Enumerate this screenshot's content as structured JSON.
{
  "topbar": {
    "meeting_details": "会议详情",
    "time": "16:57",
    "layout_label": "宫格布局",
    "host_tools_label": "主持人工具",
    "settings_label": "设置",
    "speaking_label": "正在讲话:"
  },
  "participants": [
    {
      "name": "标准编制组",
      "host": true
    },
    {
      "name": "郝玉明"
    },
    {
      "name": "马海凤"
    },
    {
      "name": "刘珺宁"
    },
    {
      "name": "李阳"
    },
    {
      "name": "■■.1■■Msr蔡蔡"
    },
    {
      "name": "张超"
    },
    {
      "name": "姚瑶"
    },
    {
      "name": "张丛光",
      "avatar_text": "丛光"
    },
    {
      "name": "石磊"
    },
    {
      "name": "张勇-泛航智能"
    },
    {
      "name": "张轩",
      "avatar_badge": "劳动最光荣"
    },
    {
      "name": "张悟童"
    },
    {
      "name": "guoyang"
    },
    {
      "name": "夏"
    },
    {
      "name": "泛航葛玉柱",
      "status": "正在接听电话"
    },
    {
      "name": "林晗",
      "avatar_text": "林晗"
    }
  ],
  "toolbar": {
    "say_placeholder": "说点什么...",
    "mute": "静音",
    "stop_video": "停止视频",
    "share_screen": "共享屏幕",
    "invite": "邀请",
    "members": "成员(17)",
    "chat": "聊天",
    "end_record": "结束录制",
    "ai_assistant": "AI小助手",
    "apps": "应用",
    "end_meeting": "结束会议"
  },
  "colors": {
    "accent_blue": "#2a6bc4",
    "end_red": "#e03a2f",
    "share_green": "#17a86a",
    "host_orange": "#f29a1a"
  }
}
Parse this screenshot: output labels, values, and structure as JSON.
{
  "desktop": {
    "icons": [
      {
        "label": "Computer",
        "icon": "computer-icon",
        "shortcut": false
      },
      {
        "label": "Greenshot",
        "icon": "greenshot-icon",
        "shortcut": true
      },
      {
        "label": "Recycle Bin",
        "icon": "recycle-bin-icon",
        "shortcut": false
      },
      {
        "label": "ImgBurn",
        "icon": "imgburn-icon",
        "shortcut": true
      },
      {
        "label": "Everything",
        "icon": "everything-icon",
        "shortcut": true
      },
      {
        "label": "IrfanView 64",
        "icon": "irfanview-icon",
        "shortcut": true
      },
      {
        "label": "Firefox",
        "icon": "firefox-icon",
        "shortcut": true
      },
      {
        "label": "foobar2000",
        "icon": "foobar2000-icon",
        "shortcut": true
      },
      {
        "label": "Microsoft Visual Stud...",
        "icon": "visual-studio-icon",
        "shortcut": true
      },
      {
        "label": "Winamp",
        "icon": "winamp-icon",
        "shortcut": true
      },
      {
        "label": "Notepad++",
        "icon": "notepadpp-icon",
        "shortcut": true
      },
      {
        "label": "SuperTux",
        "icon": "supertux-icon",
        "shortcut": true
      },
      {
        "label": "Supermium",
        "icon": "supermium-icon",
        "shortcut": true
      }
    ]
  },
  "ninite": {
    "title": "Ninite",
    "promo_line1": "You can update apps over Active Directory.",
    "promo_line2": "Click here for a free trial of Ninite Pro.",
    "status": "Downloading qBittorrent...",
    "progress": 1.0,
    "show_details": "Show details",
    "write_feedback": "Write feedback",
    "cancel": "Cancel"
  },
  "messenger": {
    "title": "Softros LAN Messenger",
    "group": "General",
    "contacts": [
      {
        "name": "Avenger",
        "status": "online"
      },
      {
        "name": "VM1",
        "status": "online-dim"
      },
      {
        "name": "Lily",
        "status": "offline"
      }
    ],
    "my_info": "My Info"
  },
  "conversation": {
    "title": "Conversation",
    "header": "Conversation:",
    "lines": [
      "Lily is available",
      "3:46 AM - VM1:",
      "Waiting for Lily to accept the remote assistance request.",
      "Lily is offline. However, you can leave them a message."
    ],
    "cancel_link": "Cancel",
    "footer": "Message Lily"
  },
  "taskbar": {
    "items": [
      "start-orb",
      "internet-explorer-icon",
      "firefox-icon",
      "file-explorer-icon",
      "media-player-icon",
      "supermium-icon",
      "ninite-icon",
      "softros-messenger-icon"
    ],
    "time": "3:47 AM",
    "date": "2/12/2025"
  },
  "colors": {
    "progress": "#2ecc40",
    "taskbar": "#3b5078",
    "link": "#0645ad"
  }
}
# # # # # # #
Exercise brief: Go through the listing and copy all of it exactly.

Written reply:
Enumerate this screenshot's content as structured JSON.
{
  "topbar": {
    "meeting_details": "会议详情",
    "time": "16:57",
    "layout_label": "宫格布局",
    "host_tools_label": "主持人工具",
    "settings_label": "设置",
    "speaking_label": "正在讲话:"
  },
  "participants": [
    {
      "name": "标准编制组",
      "host": true
    },
    {
      "name": "郝玉明"
    },
    {
      "name": "马海凤"
    },
    {
      "name": "刘珺宁"
    },
    {
      "name": "李阳"
    },
    {
      "name": "■■.1■■Msr蔡蔡"
    },
    {
      "name": "张超"
    },
    {
      "name": "姚瑶"
    },
    {
      "name": "张丛光",
      "avatar_text": "丛光"
    },
    {
      "name": "石磊"
    },
    {
      "name": "张勇-泛航智能"
    },
    {
      "name": "张轩",
      "avatar_badge": "劳动最光荣"
    },
    {
      "name": "张悟童"
    },
    {
      "name": "guoyang"
    },
    {
      "name": "夏"
    },
    {
      "name": "泛航葛玉柱",
      "status": "正在接听电话"
    },
    {
      "name": "林晗",
      "avatar_text": "林晗"
    }
  ],
  "toolbar": {
    "say_placeholder": "说点什么...",
    "mute": "静音",
    "stop_video": "停止视频",
    "share_screen": "共享屏幕",
    "invite": "邀请",
    "members": "成员(17)",
    "chat": "聊天",
    "end_record": "结束录制",
    "ai_assistant": "AI小助手",
    "apps": "应用",
    "end_meeting": "结束会议"
  },
  "colors": {
    "accent_blue": "#2a6bc4",
    "end_red": "#e03a2f",
    "share_green": "#17a86a",
    "host_orange": "#f29a1a"
  }
}
Parse this screenshot: output labels, values, and structure as JSON.
{
  "desktop": {
    "icons": [
      {
        "label": "Computer",
        "icon": "computer-icon",
        "shortcut": false
      },
      {
        "label": "Greenshot",
        "icon": "greenshot-icon",
        "shortcut": true
      },
      {
        "label": "Recycle Bin",
        "icon": "recycle-bin-icon",
        "shortcut": false
      },
      {
        "label": "ImgBurn",
        "icon": "imgburn-icon",
        "shortcut": true
      },
      {
        "label": "Everything",
        "icon": "everything-icon",
        "shortcut": true
      },
      {
        "label": "IrfanView 64",
        "icon": "irfanview-icon",
        "shortcut": true
      },
      {
        "label": "Firefox",
        "icon": "firefox-icon",
        "shortcut": true
      },
      {
        "label": "foobar2000",
        "icon": "foobar2000-icon",
        "shortcut": true
      },
      {
        "label": "Microsoft Visual Stud...",
        "icon": "visual-studio-icon",
        "shortcut": true
      },
      {
        "label": "Winamp",
        "icon": "winamp-icon",
        "shortcut": true
      },
      {
        "label": "Notepad++",
        "icon": "notepadpp-icon",
        "shortcut": true
      },
      {
        "label": "SuperTux",
        "icon": "supertux-icon",
        "shortcut": true
      },
      {
        "label": "Supermium",
        "icon": "supermium-icon",
        "shortcut": true
      }
    ]
  },
  "ninite": {
    "title": "Ninite",
    "promo_line1": "You can update apps over Active Directory.",
    "promo_line2": "Click here for a free trial of Ninite Pro.",
    "status": "Downloading qBittorrent...",
    "progress": 1.0,
    "show_details": "Show details",
    "write_feedback": "Write feedback",
    "cancel": "Cancel"
  },
  "messenger": {
    "title": "Softros LAN Messenger",
    "group": "General",
    "contacts": [
      {
        "name": "Avenger",
        "status": "online"
      },
      {
        "name": "VM1",
        "status": "online-dim"
      },
      {
        "name": "Lily",
        "status": "offline"
      }
    ],
    "my_info": "My Info"
  },
  "conversation": {
    "title": "Conversation",
    "header": "Conversation:",
    "lines": [
      "Lily is available",
      "3:46 AM - VM1:",
      "Waiting for Lily to accept the remote assistance request.",
      "Lily is offline. However, you can leave them a message."
    ],
    "cancel_link": "Cancel",
    "footer": "Message Lily"
  },
  "taskbar": {
    "items": [
      "start-orb",
      "internet-explorer-icon",
      "firefox-icon",
      "file-explorer-icon",
      "media-player-icon",
      "supermium-icon",
      "ninite-icon",
      "softros-messenger-icon"
    ],
    "time": "3:47 AM",
    "date": "2/12/2025"
  },
  "colors": {
    "progress": "#2ecc40",
    "taskbar": "#3b5078",
    "link": "#0645ad"
  }
}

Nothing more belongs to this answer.